**WRITTEN TASK**
Every record should be repeated exactly, except that pictures are left out.

[START OF RECORDS FOR THE TASK]

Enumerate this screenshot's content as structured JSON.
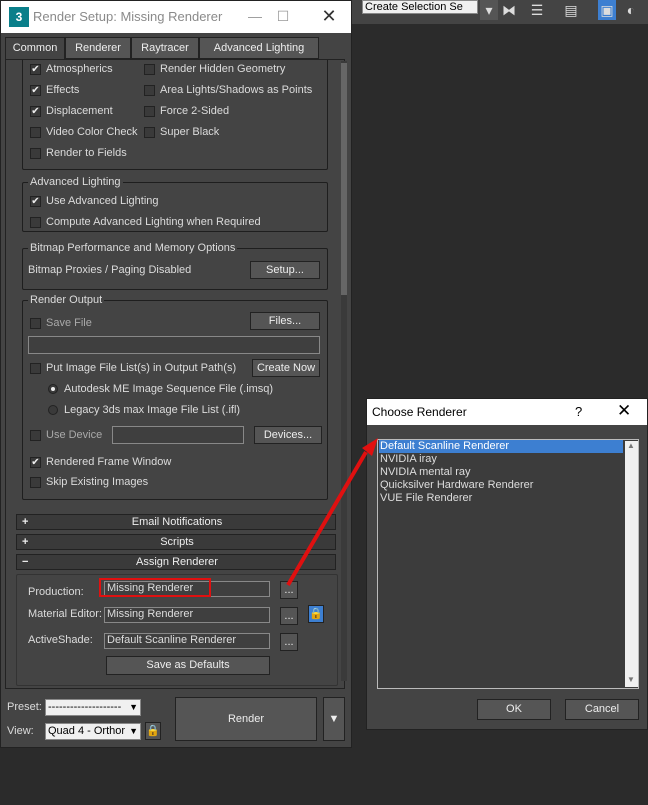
{
  "toolbar": {
    "selection_set_placeholder": "Create Selection Se"
  },
  "render_setup": {
    "title": "Render Setup: Missing Renderer",
    "tabs": [
      {
        "label": "Common",
        "active": true
      },
      {
        "label": "Renderer"
      },
      {
        "label": "Raytracer"
      },
      {
        "label": "Advanced Lighting"
      }
    ],
    "options": {
      "left": [
        {
          "label": "Atmospherics",
          "checked": true
        },
        {
          "label": "Effects",
          "checked": true
        },
        {
          "label": "Displacement",
          "checked": true
        },
        {
          "label": "Video Color Check",
          "checked": false
        },
        {
          "label": "Render to Fields",
          "checked": false
        }
      ],
      "right": [
        {
          "label": "Render Hidden Geometry",
          "checked": false
        },
        {
          "label": "Area Lights/Shadows as Points",
          "checked": false
        },
        {
          "label": "Force 2-Sided",
          "checked": false
        },
        {
          "label": "Super Black",
          "checked": false
        }
      ]
    },
    "advanced_lighting": {
      "title": "Advanced Lighting",
      "use_label": "Use Advanced Lighting",
      "compute_label": "Compute Advanced Lighting when Required"
    },
    "bitmap": {
      "title": "Bitmap Performance and Memory Options",
      "status": "Bitmap Proxies / Paging Disabled",
      "setup_button": "Setup..."
    },
    "render_output": {
      "title": "Render Output",
      "save_file_label": "Save File",
      "files_button": "Files...",
      "file_path": "",
      "put_image_label": "Put Image File List(s) in Output Path(s)",
      "create_now_button": "Create Now",
      "radio_imsq": "Autodesk ME Image Sequence File (.imsq)",
      "radio_ifl": "Legacy 3ds max Image File List (.ifl)",
      "use_device_label": "Use Device",
      "device_value": "",
      "devices_button": "Devices...",
      "frame_window_label": "Rendered Frame Window",
      "skip_existing_label": "Skip Existing Images"
    },
    "rollouts": {
      "email": "Email Notifications",
      "scripts": "Scripts",
      "assign": "Assign Renderer"
    },
    "assign": {
      "production_label": "Production:",
      "production_value": "Missing Renderer",
      "material_label": "Material Editor:",
      "material_value": "Missing Renderer",
      "activeshade_label": "ActiveShade:",
      "activeshade_value": "Default Scanline Renderer",
      "browse": "...",
      "save_defaults": "Save as Defaults"
    },
    "bottom": {
      "preset_label": "Preset:",
      "preset_value": "--------------------",
      "view_label": "View:",
      "view_value": "Quad 4 - Orthor",
      "render_button": "Render"
    }
  },
  "choose_renderer": {
    "title": "Choose Renderer",
    "help": "?",
    "items": [
      "Default Scanline Renderer",
      "NVIDIA iray",
      "NVIDIA mental ray",
      "Quicksilver Hardware Renderer",
      "VUE File Renderer"
    ],
    "selected_index": 0,
    "ok": "OK",
    "cancel": "Cancel"
  }
}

[END OF RECORDS FOR THE TASK]

**TASK RESULT**
Enumerate this screenshot's content as structured JSON.
{
  "toolbar": {
    "selection_set_placeholder": "Create Selection Se"
  },
  "render_setup": {
    "title": "Render Setup: Missing Renderer",
    "tabs": [
      {
        "label": "Common",
        "active": true
      },
      {
        "label": "Renderer"
      },
      {
        "label": "Raytracer"
      },
      {
        "label": "Advanced Lighting"
      }
    ],
    "options": {
      "left": [
        {
          "label": "Atmospherics",
          "checked": true
        },
        {
          "label": "Effects",
          "checked": true
        },
        {
          "label": "Displacement",
          "checked": true
        },
        {
          "label": "Video Color Check",
          "checked": false
        },
        {
          "label": "Render to Fields",
          "checked": false
        }
      ],
      "right": [
        {
          "label": "Render Hidden Geometry",
          "checked": false
        },
        {
          "label": "Area Lights/Shadows as Points",
          "checked": false
        },
        {
          "label": "Force 2-Sided",
          "checked": false
        },
        {
          "label": "Super Black",
          "checked": false
        }
      ]
    },
    "advanced_lighting": {
      "title": "Advanced Lighting",
      "use_label": "Use Advanced Lighting",
      "compute_label": "Compute Advanced Lighting when Required"
    },
    "bitmap": {
      "title": "Bitmap Performance and Memory Options",
      "status": "Bitmap Proxies / Paging Disabled",
      "setup_button": "Setup..."
    },
    "render_output": {
      "title": "Render Output",
      "save_file_label": "Save File",
      "files_button": "Files...",
      "file_path": "",
      "put_image_label": "Put Image File List(s) in Output Path(s)",
      "create_now_button": "Create Now",
      "radio_imsq": "Autodesk ME Image Sequence File (.imsq)",
      "radio_ifl": "Legacy 3ds max Image File List (.ifl)",
      "use_device_label": "Use Device",
      "device_value": "",
      "devices_button": "Devices...",
      "frame_window_label": "Rendered Frame Window",
      "skip_existing_label": "Skip Existing Images"
    },
    "rollouts": {
      "email": "Email Notifications",
      "scripts": "Scripts",
      "assign": "Assign Renderer"
    },
    "assign": {
      "production_label": "Production:",
      "production_value": "Missing Renderer",
      "material_label": "Material Editor:",
      "material_value": "Missing Renderer",
      "activeshade_label": "ActiveShade:",
      "activeshade_value": "Default Scanline Renderer",
      "browse": "...",
      "save_defaults": "Save as Defaults"
    },
    "bottom": {
      "preset_label": "Preset:",
      "preset_value": "--------------------",
      "view_label": "View:",
      "view_value": "Quad 4 - Orthor",
      "render_button": "Render"
    }
  },
  "choose_renderer": {
    "title": "Choose Renderer",
    "help": "?",
    "items": [
      "Default Scanline Renderer",
      "NVIDIA iray",
      "NVIDIA mental ray",
      "Quicksilver Hardware Renderer",
      "VUE File Renderer"
    ],
    "selected_index": 0,
    "ok": "OK",
    "cancel": "Cancel"
  }
}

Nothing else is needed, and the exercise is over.